Stated goal: Images must not appear in your copy; reproduce every other part of the records exactly.

Stored records
• • • • •

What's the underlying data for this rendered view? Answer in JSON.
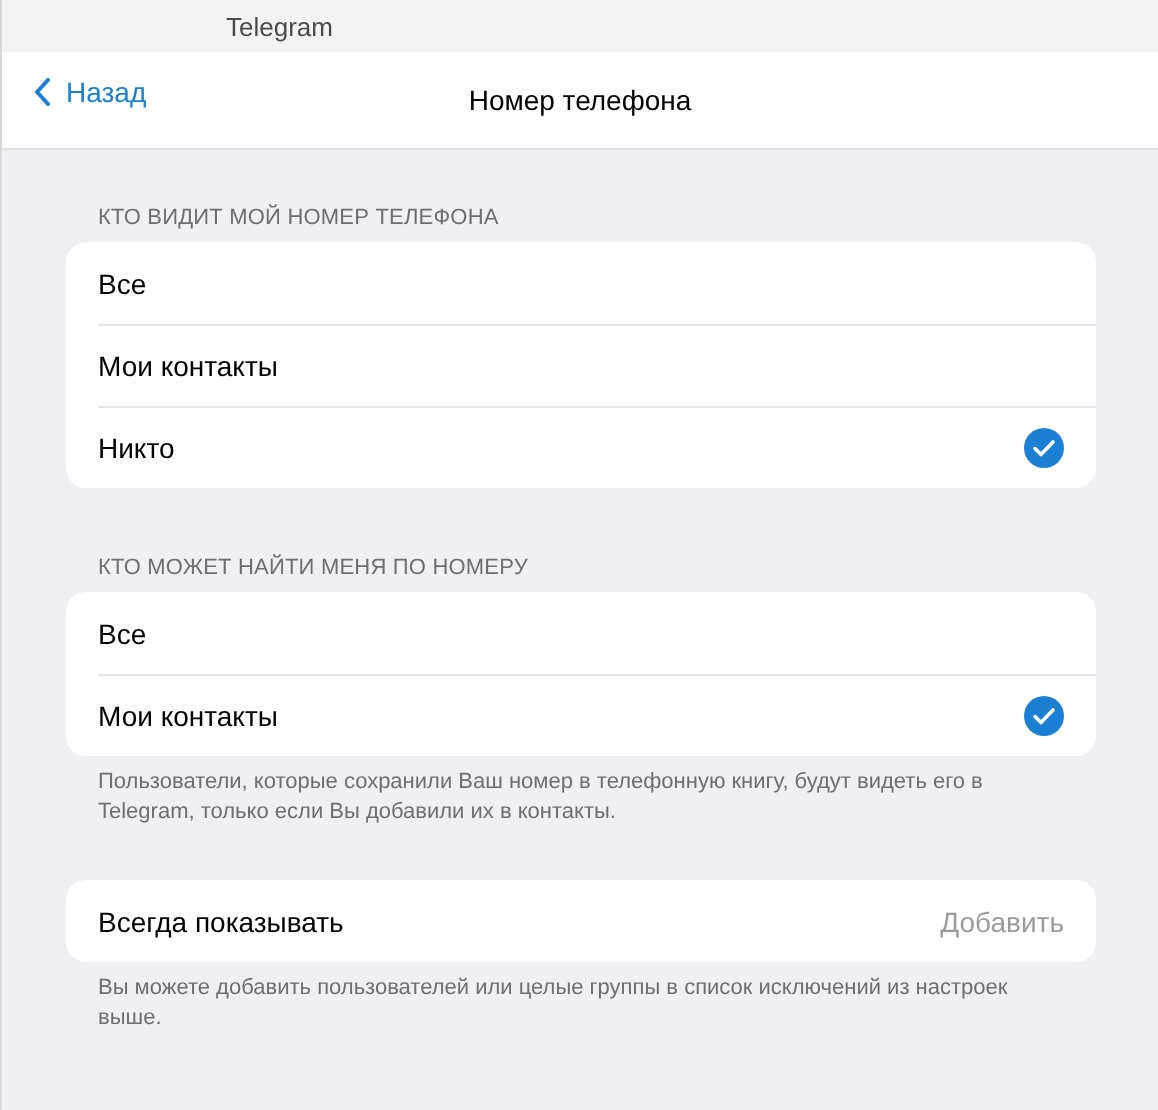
{
  "window": {
    "title": "Telegram"
  },
  "nav": {
    "back": "Назад",
    "title": "Номер телефона"
  },
  "sections": [
    {
      "header": "КТО ВИДИТ МОЙ НОМЕР ТЕЛЕФОНА",
      "options": [
        {
          "label": "Все",
          "selected": false
        },
        {
          "label": "Мои контакты",
          "selected": false
        },
        {
          "label": "Никто",
          "selected": true
        }
      ]
    },
    {
      "header": "КТО МОЖЕТ НАЙТИ МЕНЯ ПО НОМЕРУ",
      "options": [
        {
          "label": "Все",
          "selected": false
        },
        {
          "label": "Мои контакты",
          "selected": true
        }
      ],
      "footer": "Пользователи, которые сохранили Ваш номер в телефонную книгу, будут видеть его в Telegram, только если Вы добавили их в контакты."
    }
  ],
  "exceptions": {
    "label": "Всегда показывать",
    "action": "Добавить",
    "footer": "Вы можете добавить пользователей или целые группы в список исключений из настроек выше."
  }
}
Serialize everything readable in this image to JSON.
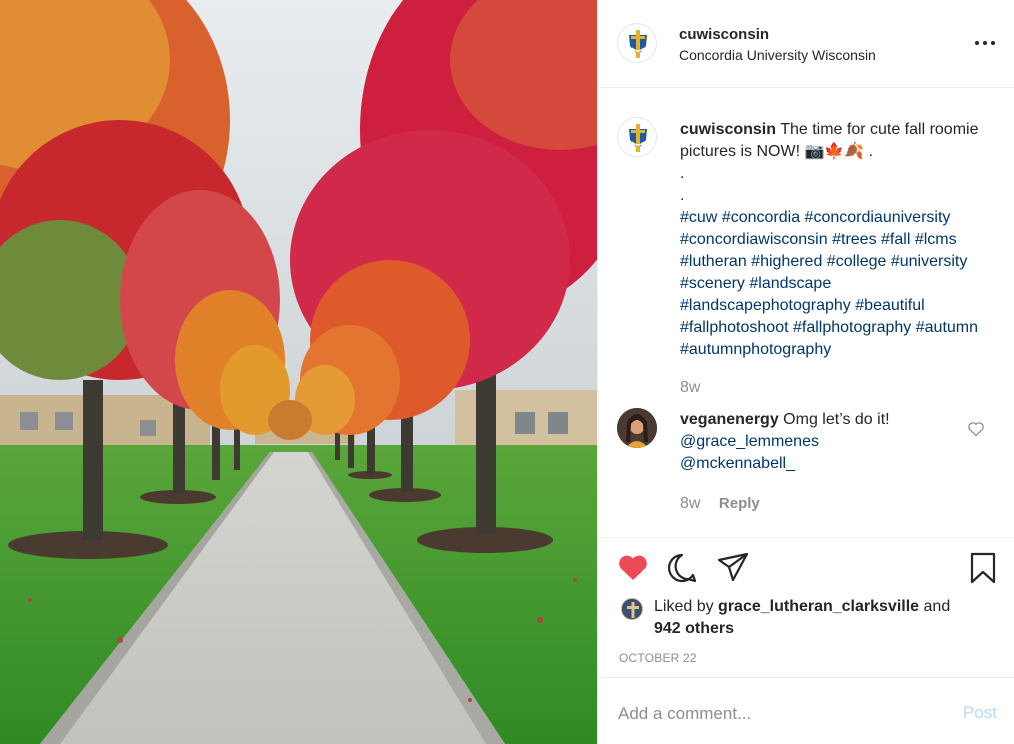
{
  "post": {
    "photo_icon": "fall-tree-lined-walkway-photo",
    "account": {
      "username": "cuwisconsin",
      "subtitle": "Concordia University Wisconsin",
      "avatar_icon": "cross-shield-logo",
      "more_icon": "more-dots-icon"
    },
    "caption": {
      "username": "cuwisconsin",
      "text": "The time for cute fall roomie pictures is NOW! 📷🍁🍂 .",
      "dot1": ".",
      "dot2": ".",
      "hashtags": [
        "#cuw",
        "#concordia",
        "#concordiauniversity",
        "#concordiawisconsin",
        "#trees",
        "#fall",
        "#lcms",
        "#lutheran",
        "#highered",
        "#college",
        "#university",
        "#scenery",
        "#landscape",
        "#landscapephotography",
        "#beautiful",
        "#fallphotoshoot",
        "#fallphotography",
        "#autumn",
        "#autumnphotography"
      ],
      "time": "8w"
    },
    "reply": {
      "username": "veganenergy",
      "text": "Omg let’s do it!",
      "mentions": [
        "@grace_lemmenes",
        "@mckennabell_"
      ],
      "time": "8w",
      "reply_label": "Reply"
    },
    "actions": {
      "liked": true,
      "like_color": "#ed4956",
      "icons": [
        "heart-filled-icon",
        "comment-bubble-icon",
        "share-plane-icon",
        "bookmark-icon"
      ]
    },
    "likes": {
      "prefix": "Liked by",
      "user": "grace_lutheran_clarksville",
      "conjunction": "and",
      "others": "942 others"
    },
    "date": "OCTOBER 22",
    "add_comment": {
      "placeholder": "Add a comment...",
      "post_label": "Post",
      "post_color": "#b3dbff"
    },
    "colors": {
      "link": "#00376b",
      "secondary_text": "#8e8e8e",
      "logo_blue": "#1e5aa8",
      "logo_gold": "#e6b422"
    }
  }
}
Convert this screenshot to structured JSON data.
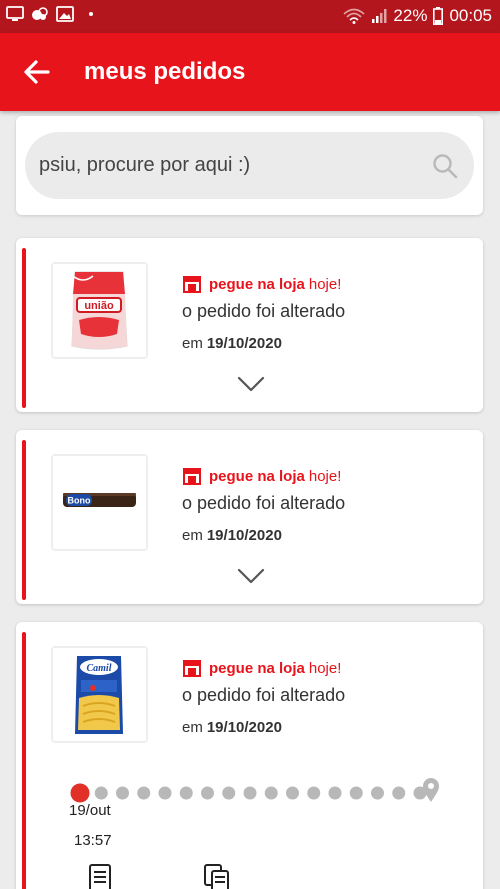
{
  "status_bar": {
    "battery": "22%",
    "time": "00:05",
    "icons": [
      "screen-cast-icon",
      "notification-icon",
      "image-icon",
      "wifi-icon",
      "signal-icon",
      "battery-icon"
    ]
  },
  "app_bar": {
    "title": "meus pedidos",
    "back_icon": "arrow-left-icon"
  },
  "search": {
    "placeholder": "psiu, procure por aqui :)",
    "icon": "search-icon"
  },
  "orders": [
    {
      "product": "união refinado sugar",
      "store_label": "pegue na loja",
      "store_when": "hoje!",
      "status": "o pedido foi alterado",
      "date_prefix": "em",
      "date": "19/10/2020",
      "expanded": false
    },
    {
      "product": "bono biscuit",
      "store_label": "pegue na loja",
      "store_when": "hoje!",
      "status": "o pedido foi alterado",
      "date_prefix": "em",
      "date": "19/10/2020",
      "expanded": false
    },
    {
      "product": "camil pasta",
      "store_label": "pegue na loja",
      "store_when": "hoje!",
      "status": "o pedido foi alterado",
      "date_prefix": "em",
      "date": "19/10/2020",
      "expanded": true,
      "timeline": {
        "day": "19/out",
        "time": "13:57",
        "steps": 17,
        "current_step": 1
      }
    }
  ],
  "colors": {
    "primary": "#e8141c",
    "status_bar": "#b3161c",
    "background": "#ececec",
    "timeline_dot": "#b8b8b8",
    "timeline_active": "#e03028"
  }
}
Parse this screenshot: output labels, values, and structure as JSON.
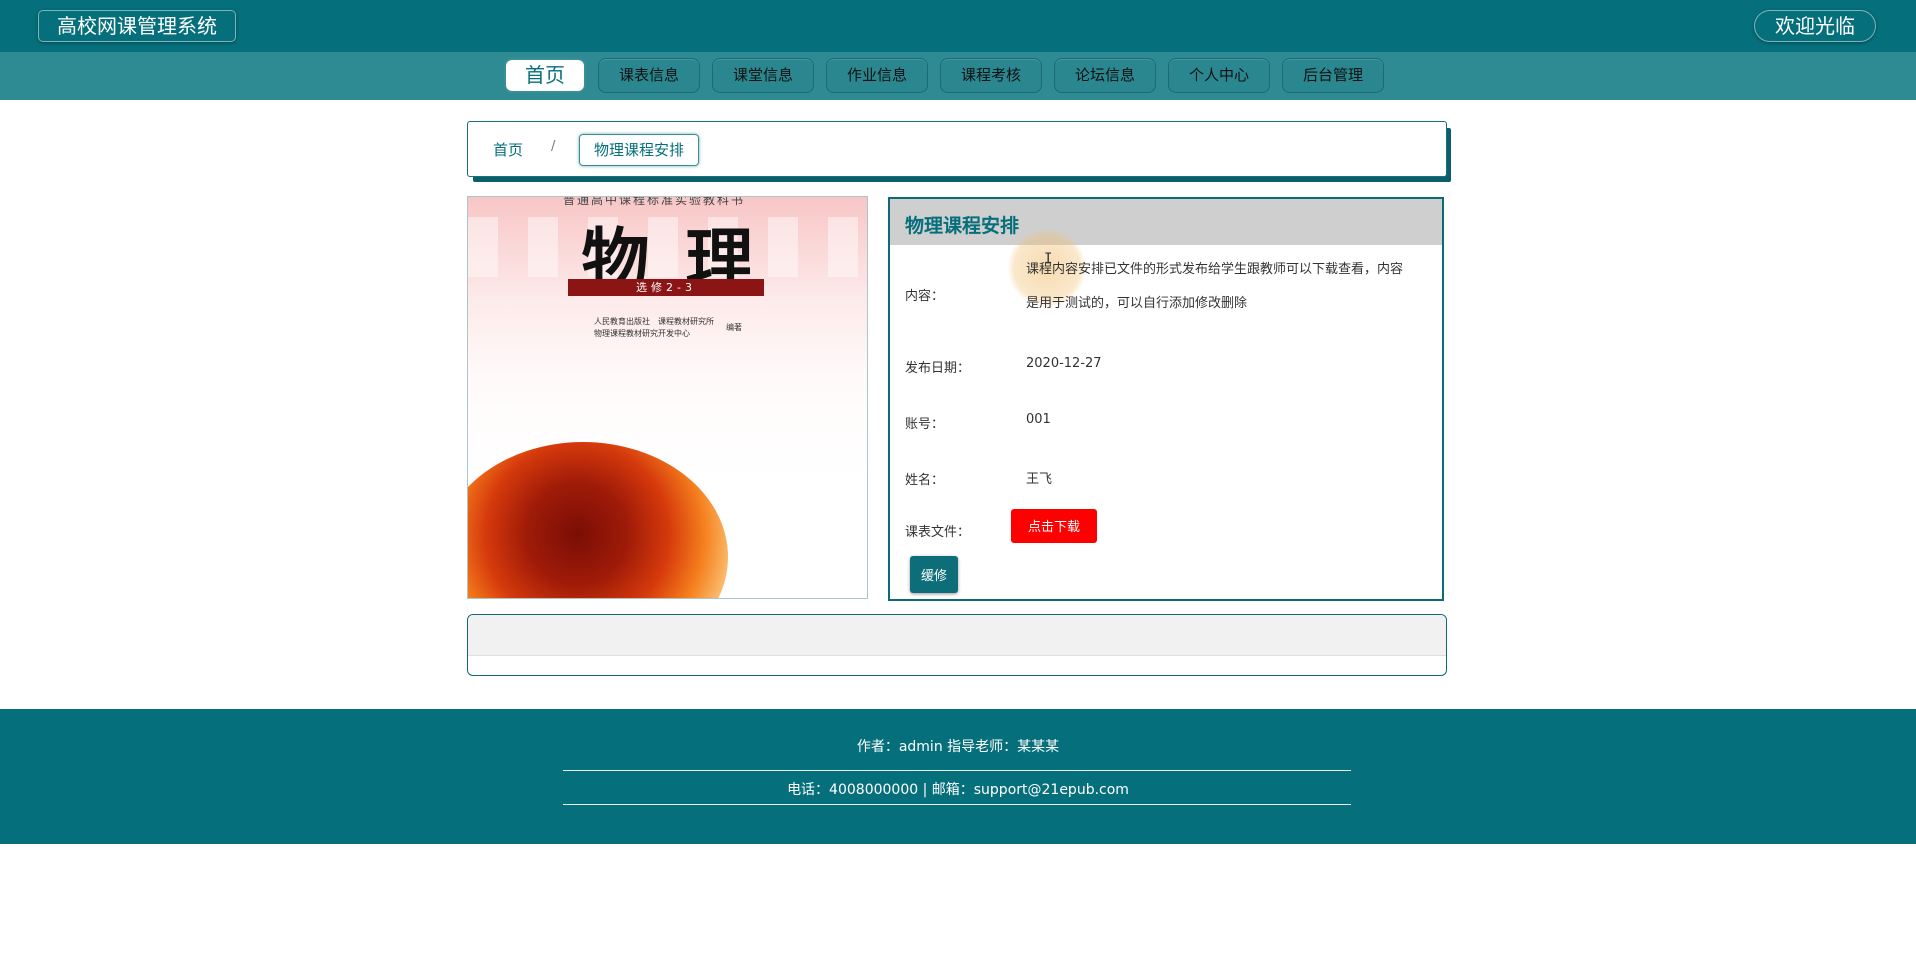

• • • • •

Completed task:
What's the underlying data for this rendered view? Answer in JSON.
{
  "window": {
    "title": "Telegram"
  },
  "nav": {
    "back": "Назад",
    "title": "Номер телефона"
  },
  "sections": [
    {
      "header": "КТО ВИДИТ МОЙ НОМЕР ТЕЛЕФОНА",
      "options": [
        {
          "label": "Все",
          "selected": false
        },
        {
          "label": "Мои контакты",
          "selected": false
        },
        {
          "label": "Никто",
          "selected": true
        }
      ]
    },
    {
      "header": "КТО МОЖЕТ НАЙТИ МЕНЯ ПО НОМЕРУ",
      "options": [
        {
          "label": "Все",
          "selected": false
        },
        {
          "label": "Мои контакты",
          "selected": true
        }
      ],
      "footer": "Пользователи, которые сохранили Ваш номер в телефонную книгу, будут видеть его в Telegram, только если Вы добавили их в контакты."
    }
  ],
  "exceptions": {
    "label": "Всегда показывать",
    "action": "Добавить",
    "footer": "Вы можете добавить пользователей или целые группы в список исключений из настроек выше."
  }
}
Serialize everything readable in this image to JSON.
{
  "post": {
    "photo_icon": "fall-tree-lined-walkway-photo",
    "account": {
      "username": "cuwisconsin",
      "subtitle": "Concordia University Wisconsin",
      "avatar_icon": "cross-shield-logo",
      "more_icon": "more-dots-icon"
    },
    "caption": {
      "username": "cuwisconsin",
      "text": "The time for cute fall roomie pictures is NOW! 📷🍁🍂 .",
      "dot1": ".",
      "dot2": ".",
      "hashtags": [
        "#cuw",
        "#concordia",
        "#concordiauniversity",
        "#concordiawisconsin",
        "#trees",
        "#fall",
        "#lcms",
        "#lutheran",
        "#highered",
        "#college",
        "#university",
        "#scenery",
        "#landscape",
        "#landscapephotography",
        "#beautiful",
        "#fallphotoshoot",
        "#fallphotography",
        "#autumn",
        "#autumnphotography"
      ],
      "time": "8w"
    },
    "reply": {
      "username": "veganenergy",
      "text": "Omg let’s do it!",
      "mentions": [
        "@grace_lemmenes",
        "@mckennabell_"
      ],
      "time": "8w",
      "reply_label": "Reply"
    },
    "actions": {
      "liked": true,
      "like_color": "#ed4956",
      "icons": [
        "heart-filled-icon",
        "comment-bubble-icon",
        "share-plane-icon",
        "bookmark-icon"
      ]
    },
    "likes": {
      "prefix": "Liked by",
      "user": "grace_lutheran_clarksville",
      "conjunction": "and",
      "others": "942 others"
    },
    "date": "OCTOBER 22",
    "add_comment": {
      "placeholder": "Add a comment...",
      "post_label": "Post",
      "post_color": "#b3dbff"
    },
    "colors": {
      "link": "#00376b",
      "secondary_text": "#8e8e8e",
      "logo_blue": "#1e5aa8",
      "logo_gold": "#e6b422"
    }
  }
}
Convert this screenshot to structured JSON data.
{
  "status_bar": {
    "battery": "22%",
    "time": "00:05",
    "icons": [
      "screen-cast-icon",
      "notification-icon",
      "image-icon",
      "wifi-icon",
      "signal-icon",
      "battery-icon"
    ]
  },
  "app_bar": {
    "title": "meus pedidos",
    "back_icon": "arrow-left-icon"
  },
  "search": {
    "placeholder": "psiu, procure por aqui :)",
    "icon": "search-icon"
  },
  "orders": [
    {
      "product": "união refinado sugar",
      "store_label": "pegue na loja",
      "store_when": "hoje!",
      "status": "o pedido foi alterado",
      "date_prefix": "em",
      "date": "19/10/2020",
      "expanded": false
    },
    {
      "product": "bono biscuit",
      "store_label": "pegue na loja",
      "store_when": "hoje!",
      "status": "o pedido foi alterado",
      "date_prefix": "em",
      "date": "19/10/2020",
      "expanded": false
    },
    {
      "product": "camil pasta",
      "store_label": "pegue na loja",
      "store_when": "hoje!",
      "status": "o pedido foi alterado",
      "date_prefix": "em",
      "date": "19/10/2020",
      "expanded": true,
      "timeline": {
        "day": "19/out",
        "time": "13:57",
        "steps": 17,
        "current_step": 1
      }
    }
  ],
  "colors": {
    "primary": "#e8141c",
    "status_bar": "#b3161c",
    "background": "#ececec",
    "timeline_dot": "#b8b8b8",
    "timeline_active": "#e03028"
  }
}
Parse this screenshot: output labels, values, and structure as JSON.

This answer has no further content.